**Requirements:** The listing beneath should be written out in full, exactly as shown.

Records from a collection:
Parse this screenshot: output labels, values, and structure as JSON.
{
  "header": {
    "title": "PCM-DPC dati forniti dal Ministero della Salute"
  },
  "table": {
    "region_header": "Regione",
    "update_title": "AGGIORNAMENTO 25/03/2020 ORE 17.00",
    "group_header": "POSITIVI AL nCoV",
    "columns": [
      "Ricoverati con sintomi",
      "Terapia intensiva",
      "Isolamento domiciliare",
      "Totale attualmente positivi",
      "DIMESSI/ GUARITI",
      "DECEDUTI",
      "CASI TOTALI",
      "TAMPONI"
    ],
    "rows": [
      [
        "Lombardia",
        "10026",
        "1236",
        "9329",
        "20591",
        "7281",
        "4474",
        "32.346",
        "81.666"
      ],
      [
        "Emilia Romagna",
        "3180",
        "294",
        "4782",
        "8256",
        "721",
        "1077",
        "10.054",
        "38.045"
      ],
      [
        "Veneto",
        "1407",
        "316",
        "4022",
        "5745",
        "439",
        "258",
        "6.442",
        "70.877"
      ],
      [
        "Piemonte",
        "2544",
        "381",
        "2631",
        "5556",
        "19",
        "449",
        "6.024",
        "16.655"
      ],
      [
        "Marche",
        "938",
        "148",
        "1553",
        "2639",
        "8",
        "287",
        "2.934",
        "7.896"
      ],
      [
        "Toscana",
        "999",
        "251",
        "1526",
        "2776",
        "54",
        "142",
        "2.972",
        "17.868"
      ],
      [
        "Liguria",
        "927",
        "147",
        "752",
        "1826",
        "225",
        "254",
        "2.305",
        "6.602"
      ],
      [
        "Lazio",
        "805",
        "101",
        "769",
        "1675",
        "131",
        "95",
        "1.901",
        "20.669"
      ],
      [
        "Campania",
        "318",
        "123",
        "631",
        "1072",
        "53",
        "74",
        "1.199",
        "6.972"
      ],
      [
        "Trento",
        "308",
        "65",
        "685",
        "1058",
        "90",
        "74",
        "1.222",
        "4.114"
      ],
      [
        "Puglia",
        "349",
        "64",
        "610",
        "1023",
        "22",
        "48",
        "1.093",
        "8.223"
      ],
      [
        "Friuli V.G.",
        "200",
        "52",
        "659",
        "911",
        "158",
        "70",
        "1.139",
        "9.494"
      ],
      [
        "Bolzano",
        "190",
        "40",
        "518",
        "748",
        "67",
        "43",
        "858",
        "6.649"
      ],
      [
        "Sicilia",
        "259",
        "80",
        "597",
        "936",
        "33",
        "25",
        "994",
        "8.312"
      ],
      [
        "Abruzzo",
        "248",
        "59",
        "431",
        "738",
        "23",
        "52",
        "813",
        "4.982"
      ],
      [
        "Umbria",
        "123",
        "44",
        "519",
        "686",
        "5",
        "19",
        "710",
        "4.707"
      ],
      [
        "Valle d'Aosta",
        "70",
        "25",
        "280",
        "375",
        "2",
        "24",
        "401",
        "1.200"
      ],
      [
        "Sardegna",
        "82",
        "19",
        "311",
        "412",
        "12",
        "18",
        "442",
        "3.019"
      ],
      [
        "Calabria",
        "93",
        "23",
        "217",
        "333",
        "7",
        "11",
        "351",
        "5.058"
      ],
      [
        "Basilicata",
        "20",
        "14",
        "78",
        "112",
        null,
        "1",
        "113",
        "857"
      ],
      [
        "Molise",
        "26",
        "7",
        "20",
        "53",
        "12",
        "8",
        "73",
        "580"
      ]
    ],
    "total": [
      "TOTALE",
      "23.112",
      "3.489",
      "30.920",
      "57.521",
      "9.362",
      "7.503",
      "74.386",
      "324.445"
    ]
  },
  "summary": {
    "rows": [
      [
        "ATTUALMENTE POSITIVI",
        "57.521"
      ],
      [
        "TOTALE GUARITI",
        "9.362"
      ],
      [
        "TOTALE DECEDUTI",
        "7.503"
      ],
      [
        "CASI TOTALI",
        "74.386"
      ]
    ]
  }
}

**Reply:**
Parse this screenshot: output labels, values, and structure as JSON.
{
  "header": {
    "title": "PCM-DPC dati forniti dal Ministero della Salute"
  },
  "table": {
    "region_header": "Regione",
    "update_title": "AGGIORNAMENTO 25/03/2020 ORE 17.00",
    "group_header": "POSITIVI AL nCoV",
    "columns": [
      "Ricoverati con sintomi",
      "Terapia intensiva",
      "Isolamento domiciliare",
      "Totale attualmente positivi",
      "DIMESSI/ GUARITI",
      "DECEDUTI",
      "CASI TOTALI",
      "TAMPONI"
    ],
    "rows": [
      [
        "Lombardia",
        "10026",
        "1236",
        "9329",
        "20591",
        "7281",
        "4474",
        "32.346",
        "81.666"
      ],
      [
        "Emilia Romagna",
        "3180",
        "294",
        "4782",
        "8256",
        "721",
        "1077",
        "10.054",
        "38.045"
      ],
      [
        "Veneto",
        "1407",
        "316",
        "4022",
        "5745",
        "439",
        "258",
        "6.442",
        "70.877"
      ],
      [
        "Piemonte",
        "2544",
        "381",
        "2631",
        "5556",
        "19",
        "449",
        "6.024",
        "16.655"
      ],
      [
        "Marche",
        "938",
        "148",
        "1553",
        "2639",
        "8",
        "287",
        "2.934",
        "7.896"
      ],
      [
        "Toscana",
        "999",
        "251",
        "1526",
        "2776",
        "54",
        "142",
        "2.972",
        "17.868"
      ],
      [
        "Liguria",
        "927",
        "147",
        "752",
        "1826",
        "225",
        "254",
        "2.305",
        "6.602"
      ],
      [
        "Lazio",
        "805",
        "101",
        "769",
        "1675",
        "131",
        "95",
        "1.901",
        "20.669"
      ],
      [
        "Campania",
        "318",
        "123",
        "631",
        "1072",
        "53",
        "74",
        "1.199",
        "6.972"
      ],
      [
        "Trento",
        "308",
        "65",
        "685",
        "1058",
        "90",
        "74",
        "1.222",
        "4.114"
      ],
      [
        "Puglia",
        "349",
        "64",
        "610",
        "1023",
        "22",
        "48",
        "1.093",
        "8.223"
      ],
      [
        "Friuli V.G.",
        "200",
        "52",
        "659",
        "911",
        "158",
        "70",
        "1.139",
        "9.494"
      ],
      [
        "Bolzano",
        "190",
        "40",
        "518",
        "748",
        "67",
        "43",
        "858",
        "6.649"
      ],
      [
        "Sicilia",
        "259",
        "80",
        "597",
        "936",
        "33",
        "25",
        "994",
        "8.312"
      ],
      [
        "Abruzzo",
        "248",
        "59",
        "431",
        "738",
        "23",
        "52",
        "813",
        "4.982"
      ],
      [
        "Umbria",
        "123",
        "44",
        "519",
        "686",
        "5",
        "19",
        "710",
        "4.707"
      ],
      [
        "Valle d'Aosta",
        "70",
        "25",
        "280",
        "375",
        "2",
        "24",
        "401",
        "1.200"
      ],
      [
        "Sardegna",
        "82",
        "19",
        "311",
        "412",
        "12",
        "18",
        "442",
        "3.019"
      ],
      [
        "Calabria",
        "93",
        "23",
        "217",
        "333",
        "7",
        "11",
        "351",
        "5.058"
      ],
      [
        "Basilicata",
        "20",
        "14",
        "78",
        "112",
        null,
        "1",
        "113",
        "857"
      ],
      [
        "Molise",
        "26",
        "7",
        "20",
        "53",
        "12",
        "8",
        "73",
        "580"
      ]
    ],
    "total": [
      "TOTALE",
      "23.112",
      "3.489",
      "30.920",
      "57.521",
      "9.362",
      "7.503",
      "74.386",
      "324.445"
    ]
  },
  "summary": {
    "rows": [
      [
        "ATTUALMENTE POSITIVI",
        "57.521"
      ],
      [
        "TOTALE GUARITI",
        "9.362"
      ],
      [
        "TOTALE DECEDUTI",
        "7.503"
      ],
      [
        "CASI TOTALI",
        "74.386"
      ]
    ]
  }
}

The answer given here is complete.